§ Exercise objective: Using the records below, give the number of lines where the word "label" appears, with no further output.

++++++

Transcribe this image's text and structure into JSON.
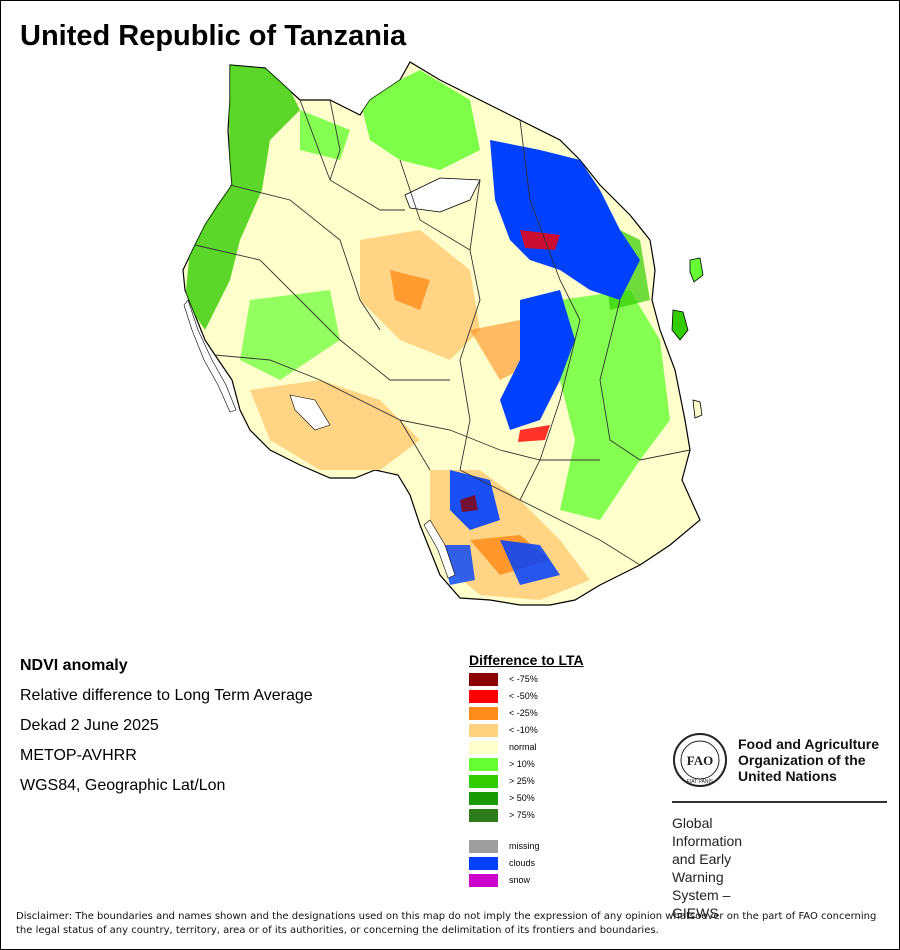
{
  "title": "United Republic of Tanzania",
  "info": {
    "product": "NDVI anomaly",
    "description": "Relative difference to Long Term Average",
    "period": "Dekad 2 June 2025",
    "sensor": "METOP-AVHRR",
    "projection": "WGS84, Geographic Lat/Lon"
  },
  "legend": {
    "title": "Difference to LTA",
    "classes": [
      {
        "label": "< -75%",
        "color": "#8b0000"
      },
      {
        "label": "< -50%",
        "color": "#ff0000"
      },
      {
        "label": "< -25%",
        "color": "#ff8c1a"
      },
      {
        "label": "< -10%",
        "color": "#ffd27f"
      },
      {
        "label": "normal",
        "color": "#ffffcc"
      },
      {
        "label": "> 10%",
        "color": "#66ff33"
      },
      {
        "label": "> 25%",
        "color": "#33cc00"
      },
      {
        "label": "> 50%",
        "color": "#1a9900"
      },
      {
        "label": "> 75%",
        "color": "#2d7a1a"
      }
    ],
    "special": [
      {
        "label": "missing",
        "color": "#9e9e9e"
      },
      {
        "label": "clouds",
        "color": "#0040ff"
      },
      {
        "label": "snow",
        "color": "#cc00cc"
      }
    ]
  },
  "organization": {
    "name_line1": "Food and Agriculture",
    "name_line2": "Organization of the",
    "name_line3": "United Nations",
    "logo_text": "FAO",
    "logo_motto": "FIAT PANIS",
    "system_line1": "Global Information and Early",
    "system_line2": "Warning System – GIEWS"
  },
  "disclaimer": "Disclaimer: The boundaries and names shown and the designations used on this map do not imply the expression of any opinion whatsoever on the part of FAO concerning the legal status of any country, territory, area or of its authorities, or concerning the delimitation of its frontiers and boundaries."
}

++++++

§ In response: 12